* _Required work_
Turn the lines of every item below into a single numbered list. Skip blank lines and leave the pictures out.

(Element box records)
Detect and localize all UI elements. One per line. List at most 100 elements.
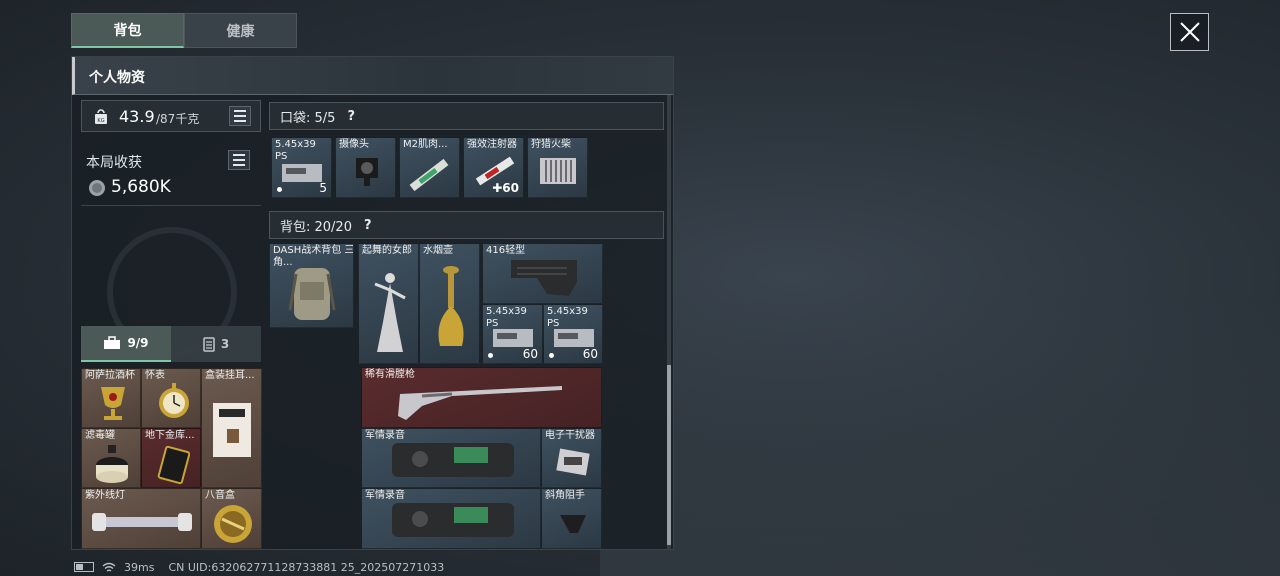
item-label: 狩猎火柴 bbox=[531, 139, 571, 150]
tab-ticket[interactable]: 3 bbox=[171, 326, 261, 362]
weight-current: 43.9 bbox=[119, 107, 155, 126]
hookah-icon bbox=[438, 266, 464, 346]
musket-icon bbox=[398, 386, 562, 420]
item-qty-value: 60 bbox=[502, 181, 519, 195]
item-qty: 60 bbox=[522, 347, 538, 361]
backpack-item-hookah[interactable]: 水烟壶 bbox=[419, 243, 480, 364]
weight-list-button[interactable] bbox=[229, 106, 251, 126]
session-harvest: 本局收获 5,680K bbox=[81, 144, 261, 206]
item-qty: ✚60 bbox=[492, 181, 519, 195]
pocket-title: 口袋: 5/5 bbox=[280, 110, 336, 126]
grip-icon bbox=[560, 515, 586, 533]
backpack-item-dancer[interactable]: 起舞的女郎 bbox=[358, 243, 419, 364]
pocket-item-injector[interactable]: 强效注射器 ✚60 bbox=[463, 137, 524, 198]
music-box-icon bbox=[214, 505, 252, 543]
weight-max: /87千克 bbox=[156, 112, 200, 126]
tab-safe-box[interactable]: 9/9 bbox=[81, 326, 171, 362]
item-label: 阿萨拉酒杯 bbox=[85, 370, 135, 381]
card-icon bbox=[203, 336, 215, 352]
player-uid: CN UID:632062771128733881 25_20250727103… bbox=[168, 560, 445, 574]
item-label: 摄像头 bbox=[339, 139, 369, 150]
harvest-list-button[interactable] bbox=[228, 150, 250, 170]
backpack-item-musket[interactable]: 稀有滑膛枪 bbox=[361, 367, 602, 428]
backpack-help-button[interactable]: ? bbox=[364, 218, 372, 233]
harvest-value: 5,680K bbox=[111, 177, 171, 197]
statue-icon bbox=[374, 273, 406, 352]
personal-items-panel: 个人物资 KG 43.9 /87千克 本局收获 5,680K 9/9 3 阿萨拉… bbox=[71, 56, 674, 550]
weight-icon: KG bbox=[95, 109, 107, 124]
coffee-box-icon bbox=[213, 403, 251, 457]
pocket-watch-icon bbox=[159, 383, 189, 418]
svg-text:KG: KG bbox=[97, 118, 104, 124]
panel-header: 个人物资 bbox=[72, 57, 673, 95]
backpack-item-ammo-1[interactable]: 5.45x39 PS 60 bbox=[482, 304, 543, 364]
recorder-icon bbox=[392, 503, 514, 537]
item-label: 水烟壶 bbox=[423, 245, 453, 256]
ping-value: 39ms bbox=[124, 560, 155, 574]
backpack-header: 背包: 20/20 ? bbox=[269, 211, 664, 239]
item-vault-card[interactable]: 地下金库... bbox=[141, 428, 201, 488]
safe-box-grid: 阿萨拉酒杯 怀表 盒装挂耳... 滤毒罐 地下金库... 紫外线灯 八音盒 bbox=[81, 368, 262, 549]
keycard-icon bbox=[157, 445, 190, 485]
recorder-icon bbox=[392, 443, 514, 477]
item-label: 紫外线灯 bbox=[85, 490, 125, 501]
harvest-label: 本局收获 bbox=[86, 155, 142, 171]
panel-title: 个人物资 bbox=[89, 70, 145, 86]
matches-icon bbox=[540, 158, 576, 184]
backpack-item-ammo-2[interactable]: 5.45x39 PS 60 bbox=[543, 304, 603, 364]
item-label: M2肌肉... bbox=[403, 139, 448, 150]
pocket-item-camera[interactable]: 摄像头 bbox=[335, 137, 396, 198]
close-button[interactable] bbox=[1170, 13, 1209, 51]
backpack-item-recorder-2[interactable]: 军情录音 bbox=[361, 488, 541, 549]
jammer-icon bbox=[556, 448, 590, 476]
scroll-thumb[interactable] bbox=[667, 365, 671, 545]
tab-backpack[interactable]: 背包 bbox=[71, 13, 184, 48]
pocket-item-matches[interactable]: 狩猎火柴 bbox=[527, 137, 588, 198]
top-tabs: 背包 健康 bbox=[71, 13, 297, 48]
item-label: 滤毒罐 bbox=[85, 430, 115, 441]
backpack-item-jammer[interactable]: 电子干扰器 bbox=[541, 428, 602, 488]
container-tabs: 9/9 3 bbox=[81, 326, 261, 362]
ammo-dot bbox=[488, 353, 493, 358]
gun-stock-icon bbox=[511, 260, 577, 296]
status-bar: 39ms CN UID:632062771128733881 25_202507… bbox=[74, 559, 444, 575]
wifi-icon bbox=[102, 562, 116, 572]
backpack-item-416-stock[interactable]: 416轻型 bbox=[482, 243, 603, 304]
backpack-icon bbox=[288, 268, 336, 320]
pocket-item-ammo[interactable]: 5.45x39 PS 5 bbox=[271, 137, 332, 198]
tab-health[interactable]: 健康 bbox=[184, 13, 297, 48]
toolbox-icon bbox=[104, 336, 121, 349]
item-asala-cup[interactable]: 阿萨拉酒杯 bbox=[81, 368, 141, 428]
backpack-item-angled-grip[interactable]: 斜角阻手 bbox=[541, 488, 602, 549]
weight-indicator: KG 43.9 /87千克 bbox=[81, 100, 261, 132]
ammo-dot bbox=[549, 353, 554, 358]
backpack-title: 背包: 20/20 bbox=[280, 219, 352, 235]
coin-icon bbox=[89, 180, 105, 196]
item-drip-coffee[interactable]: 盒装挂耳... bbox=[201, 368, 262, 488]
item-label: 强效注射器 bbox=[467, 139, 517, 150]
item-label: 盒装挂耳... bbox=[205, 370, 255, 381]
backpack-item-dash-bag[interactable]: DASH战术背包 三角... bbox=[269, 243, 354, 328]
backpack-scrollbar[interactable] bbox=[667, 95, 671, 549]
item-music-box[interactable]: 八音盒 bbox=[201, 488, 262, 549]
item-uv-lamp[interactable]: 紫外线灯 bbox=[81, 488, 201, 549]
item-label: 起舞的女郎 bbox=[362, 245, 412, 256]
background-floor bbox=[600, 300, 1280, 576]
pocket-help-button[interactable]: ? bbox=[347, 109, 355, 124]
battery-icon bbox=[74, 562, 94, 572]
item-filter-canister[interactable]: 滤毒罐 bbox=[81, 428, 141, 488]
goblet-icon bbox=[101, 387, 125, 420]
pocket-item-m2-muscle[interactable]: M2肌肉... bbox=[399, 137, 460, 198]
medical-plus-icon: ✚ bbox=[492, 181, 503, 195]
item-label: 电子干扰器 bbox=[545, 430, 595, 441]
ammo-box-icon bbox=[282, 164, 322, 182]
canister-icon bbox=[96, 445, 128, 483]
backpack-item-recorder-1[interactable]: 军情录音 bbox=[361, 428, 541, 488]
item-qty: 60 bbox=[582, 347, 598, 361]
close-icon bbox=[1179, 22, 1200, 42]
item-qty: 5 bbox=[319, 181, 327, 195]
ticket-count: 3 bbox=[220, 337, 230, 351]
item-pocket-watch[interactable]: 怀表 bbox=[141, 368, 201, 428]
syringe-icon bbox=[409, 158, 449, 192]
item-label: 斜角阻手 bbox=[545, 490, 585, 501]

* _Task result_
1. Detect and localize all UI elements. One per line. List at most 100 elements.
2. item-label: 狩猎火柴 bbox=[531, 139, 571, 150]
3. tab-ticket[interactable]: 3 bbox=[171, 326, 261, 362]
4. weight-current: 43.9 bbox=[119, 107, 155, 126]
5. hookah-icon bbox=[438, 266, 464, 346]
6. musket-icon bbox=[398, 386, 562, 420]
7. item-qty-value: 60 bbox=[502, 181, 519, 195]
8. item-qty: 60 bbox=[522, 347, 538, 361]
9. backpack-item-hookah[interactable]: 水烟壶 bbox=[419, 243, 480, 364]
10. weight-list-button[interactable] bbox=[229, 106, 251, 126]
11. session-harvest: 本局收获 5,680K bbox=[81, 144, 261, 206]
12. item-qty: ✚60 bbox=[492, 181, 519, 195]
13. pocket-title: 口袋: 5/5 bbox=[280, 110, 336, 126]
14. grip-icon bbox=[560, 515, 586, 533]
15. backpack-item-dancer[interactable]: 起舞的女郎 bbox=[358, 243, 419, 364]
16. pocket-item-injector[interactable]: 强效注射器 ✚60 bbox=[463, 137, 524, 198]
17. music-box-icon bbox=[214, 505, 252, 543]
18. weight-max: /87千克 bbox=[156, 112, 200, 126]
19. tab-safe-box[interactable]: 9/9 bbox=[81, 326, 171, 362]
20. item-label: 阿萨拉酒杯 bbox=[85, 370, 135, 381]
21. card-icon bbox=[203, 336, 215, 352]
22. player-uid: CN UID:632062771128733881 25_20250727103… bbox=[168, 560, 445, 574]
23. item-label: 摄像头 bbox=[339, 139, 369, 150]
24. harvest-list-button[interactable] bbox=[228, 150, 250, 170]
25. backpack-item-musket[interactable]: 稀有滑膛枪 bbox=[361, 367, 602, 428]
26. backpack-help-button[interactable]: ? bbox=[364, 218, 372, 233]
27. harvest-value: 5,680K bbox=[111, 177, 171, 197]
28. statue-icon bbox=[374, 273, 406, 352]
29. personal-items-panel: 个人物资 KG 43.9 /87千克 本局收获 5,680K 9/9 3 阿萨拉… bbox=[71, 56, 674, 550]
30. weight-icon: KG bbox=[95, 109, 107, 124]
31. coffee-box-icon bbox=[213, 403, 251, 457]
32. pocket-watch-icon bbox=[159, 383, 189, 418]
33. svg-text:KG: KG bbox=[97, 118, 104, 124]
34. panel-header: 个人物资 bbox=[72, 57, 673, 95]
35. backpack-item-ammo-1[interactable]: 5.45x39 PS 60 bbox=[482, 304, 543, 364]
36. recorder-icon bbox=[392, 503, 514, 537]
37. item-label: 水烟壶 bbox=[423, 245, 453, 256]
38. ping-value: 39ms bbox=[124, 560, 155, 574]
39. backpack-header: 背包: 20/20 ? bbox=[269, 211, 664, 239]
40. item-vault-card[interactable]: 地下金库... bbox=[141, 428, 201, 488]
41. safe-box-grid: 阿萨拉酒杯 怀表 盒装挂耳... 滤毒罐 地下金库... 紫外线灯 八音盒 bbox=[81, 368, 262, 549]
42. keycard-icon bbox=[157, 445, 190, 485]
43. recorder-icon bbox=[392, 443, 514, 477]
44. item-label: 紫外线灯 bbox=[85, 490, 125, 501]
45. harvest-label: 本局收获 bbox=[86, 155, 142, 171]
46. panel-title: 个人物资 bbox=[89, 70, 145, 86]
47. matches-icon bbox=[540, 158, 576, 184]
48. backpack-item-ammo-2[interactable]: 5.45x39 PS 60 bbox=[543, 304, 603, 364]
49. item-label: M2肌肉... bbox=[403, 139, 448, 150]
50. pocket-item-camera[interactable]: 摄像头 bbox=[335, 137, 396, 198]
51. close-button[interactable] bbox=[1170, 13, 1209, 51]
52. backpack-item-recorder-2[interactable]: 军情录音 bbox=[361, 488, 541, 549]
53. jammer-icon bbox=[556, 448, 590, 476]
54. scroll-thumb[interactable] bbox=[667, 365, 671, 545]
55. tab-backpack[interactable]: 背包 bbox=[71, 13, 184, 48]
56. pocket-item-matches[interactable]: 狩猎火柴 bbox=[527, 137, 588, 198]
57. top-tabs: 背包 健康 bbox=[71, 13, 297, 48]
58. item-label: 滤毒罐 bbox=[85, 430, 115, 441]
59. backpack-item-jammer[interactable]: 电子干扰器 bbox=[541, 428, 602, 488]
60. container-tabs: 9/9 3 bbox=[81, 326, 261, 362]
61. ammo-dot bbox=[488, 353, 493, 358]
62. gun-stock-icon bbox=[511, 260, 577, 296]
63. status-bar: 39ms CN UID:632062771128733881 25_202507… bbox=[74, 559, 444, 575]
64. wifi-icon bbox=[102, 562, 116, 572]
65. backpack-item-416-stock[interactable]: 416轻型 bbox=[482, 243, 603, 304]
66. backpack-icon bbox=[288, 268, 336, 320]
67. pocket-item-ammo[interactable]: 5.45x39 PS 5 bbox=[271, 137, 332, 198]
68. tab-health[interactable]: 健康 bbox=[184, 13, 297, 48]
69. toolbox-icon bbox=[104, 336, 121, 349]
70. item-asala-cup[interactable]: 阿萨拉酒杯 bbox=[81, 368, 141, 428]
71. backpack-item-angled-grip[interactable]: 斜角阻手 bbox=[541, 488, 602, 549]
72. weight-indicator: KG 43.9 /87千克 bbox=[81, 100, 261, 132]
73. ammo-dot bbox=[549, 353, 554, 358]
74. backpack-title: 背包: 20/20 bbox=[280, 219, 352, 235]
75. coin-icon bbox=[89, 180, 105, 196]
76. item-drip-coffee[interactable]: 盒装挂耳... bbox=[201, 368, 262, 488]
77. item-label: 强效注射器 bbox=[467, 139, 517, 150]
78. item-label: 盒装挂耳... bbox=[205, 370, 255, 381]
79. backpack-item-dash-bag[interactable]: DASH战术背包 三角... bbox=[269, 243, 354, 328]
80. backpack-scrollbar[interactable] bbox=[667, 95, 671, 549]
81. item-music-box[interactable]: 八音盒 bbox=[201, 488, 262, 549]
82. item-uv-lamp[interactable]: 紫外线灯 bbox=[81, 488, 201, 549]
83. item-label: 起舞的女郎 bbox=[362, 245, 412, 256]
84. background-floor bbox=[600, 300, 1280, 576]
85. pocket-help-button[interactable]: ? bbox=[347, 109, 355, 124]
86. battery-icon bbox=[74, 562, 94, 572]
87. item-filter-canister[interactable]: 滤毒罐 bbox=[81, 428, 141, 488]
88. goblet-icon bbox=[101, 387, 125, 420]
89. pocket-item-m2-muscle[interactable]: M2肌肉... bbox=[399, 137, 460, 198]
90. medical-plus-icon: ✚ bbox=[492, 181, 503, 195]
91. item-label: 电子干扰器 bbox=[545, 430, 595, 441]
92. ammo-box-icon bbox=[282, 164, 322, 182]
93. canister-icon bbox=[96, 445, 128, 483]
94. backpack-item-recorder-1[interactable]: 军情录音 bbox=[361, 428, 541, 488]
95. item-qty: 60 bbox=[582, 347, 598, 361]
96. close-icon bbox=[1179, 22, 1200, 42]
97. item-qty: 5 bbox=[319, 181, 327, 195]
98. ticket-count: 3 bbox=[220, 337, 230, 351]
99. item-pocket-watch[interactable]: 怀表 bbox=[141, 368, 201, 428]
100. syringe-icon bbox=[409, 158, 449, 192]
101. item-label: 斜角阻手 bbox=[545, 490, 585, 501]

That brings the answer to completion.